Start of Entries provided
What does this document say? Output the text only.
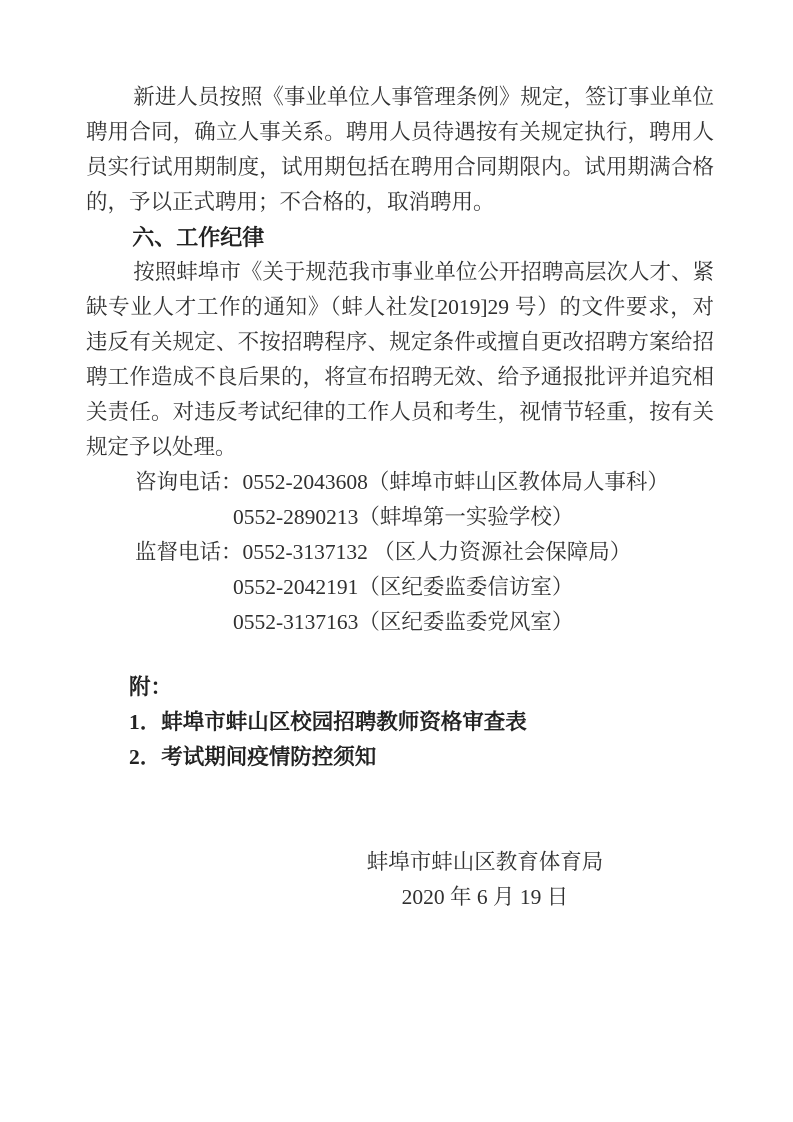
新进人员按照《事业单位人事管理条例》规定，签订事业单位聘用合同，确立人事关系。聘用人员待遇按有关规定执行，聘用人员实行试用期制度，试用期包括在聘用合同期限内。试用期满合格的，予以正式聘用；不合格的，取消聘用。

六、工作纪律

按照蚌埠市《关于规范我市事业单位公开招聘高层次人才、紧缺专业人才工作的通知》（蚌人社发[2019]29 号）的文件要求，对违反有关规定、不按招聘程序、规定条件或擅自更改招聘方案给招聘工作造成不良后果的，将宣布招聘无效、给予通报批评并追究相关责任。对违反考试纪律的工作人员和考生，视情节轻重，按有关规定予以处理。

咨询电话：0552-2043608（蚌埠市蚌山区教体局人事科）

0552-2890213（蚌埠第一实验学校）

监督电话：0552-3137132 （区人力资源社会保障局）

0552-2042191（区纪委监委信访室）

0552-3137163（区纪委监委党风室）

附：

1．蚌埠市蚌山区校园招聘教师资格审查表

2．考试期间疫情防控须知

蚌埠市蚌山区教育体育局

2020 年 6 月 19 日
End of Entries provided
Start of Entries provided
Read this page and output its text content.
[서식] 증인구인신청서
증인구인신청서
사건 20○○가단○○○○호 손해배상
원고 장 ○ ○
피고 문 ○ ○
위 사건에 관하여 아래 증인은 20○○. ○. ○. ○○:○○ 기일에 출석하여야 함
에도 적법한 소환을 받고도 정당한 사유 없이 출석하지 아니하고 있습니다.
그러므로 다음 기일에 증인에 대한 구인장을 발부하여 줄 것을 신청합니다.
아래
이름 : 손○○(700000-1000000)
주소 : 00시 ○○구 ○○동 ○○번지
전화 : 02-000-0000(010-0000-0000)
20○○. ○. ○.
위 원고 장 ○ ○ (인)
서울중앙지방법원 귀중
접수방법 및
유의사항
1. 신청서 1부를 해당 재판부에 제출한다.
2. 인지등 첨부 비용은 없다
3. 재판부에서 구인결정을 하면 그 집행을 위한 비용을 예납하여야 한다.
End of Entries provided
Start of Entries provided
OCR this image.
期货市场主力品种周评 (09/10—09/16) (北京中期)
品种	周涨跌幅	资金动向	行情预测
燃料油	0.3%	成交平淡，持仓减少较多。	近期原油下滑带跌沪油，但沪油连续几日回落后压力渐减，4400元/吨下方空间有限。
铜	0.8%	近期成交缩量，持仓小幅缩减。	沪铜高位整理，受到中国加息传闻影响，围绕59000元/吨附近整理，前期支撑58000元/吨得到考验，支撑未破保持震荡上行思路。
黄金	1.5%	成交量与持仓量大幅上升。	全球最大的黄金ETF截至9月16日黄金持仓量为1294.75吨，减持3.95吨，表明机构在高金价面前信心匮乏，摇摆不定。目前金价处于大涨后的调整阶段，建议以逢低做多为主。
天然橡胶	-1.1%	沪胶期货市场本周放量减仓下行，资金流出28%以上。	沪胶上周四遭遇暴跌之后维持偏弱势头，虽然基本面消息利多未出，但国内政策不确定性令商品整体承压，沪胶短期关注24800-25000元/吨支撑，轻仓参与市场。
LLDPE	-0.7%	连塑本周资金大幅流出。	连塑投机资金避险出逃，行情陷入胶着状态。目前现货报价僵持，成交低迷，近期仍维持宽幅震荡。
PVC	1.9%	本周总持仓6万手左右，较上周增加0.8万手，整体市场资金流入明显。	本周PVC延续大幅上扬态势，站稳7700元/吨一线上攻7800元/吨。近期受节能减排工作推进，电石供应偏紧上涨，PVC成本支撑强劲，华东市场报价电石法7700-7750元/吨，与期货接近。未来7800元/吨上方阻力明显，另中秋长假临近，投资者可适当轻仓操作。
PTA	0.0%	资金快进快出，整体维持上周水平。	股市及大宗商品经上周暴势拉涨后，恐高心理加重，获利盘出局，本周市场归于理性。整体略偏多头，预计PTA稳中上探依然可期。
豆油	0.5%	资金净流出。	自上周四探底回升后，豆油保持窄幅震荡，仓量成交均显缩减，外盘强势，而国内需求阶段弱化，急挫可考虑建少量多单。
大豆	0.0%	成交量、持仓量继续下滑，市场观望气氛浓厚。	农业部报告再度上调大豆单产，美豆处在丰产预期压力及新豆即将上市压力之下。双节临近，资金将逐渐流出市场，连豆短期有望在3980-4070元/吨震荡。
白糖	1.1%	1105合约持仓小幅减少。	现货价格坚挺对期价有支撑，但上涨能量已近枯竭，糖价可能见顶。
End of Entries provided
Requirement:
From the listing above, find the number of lines with the word "text" in them. Answer with the number only.

Expected answer:
2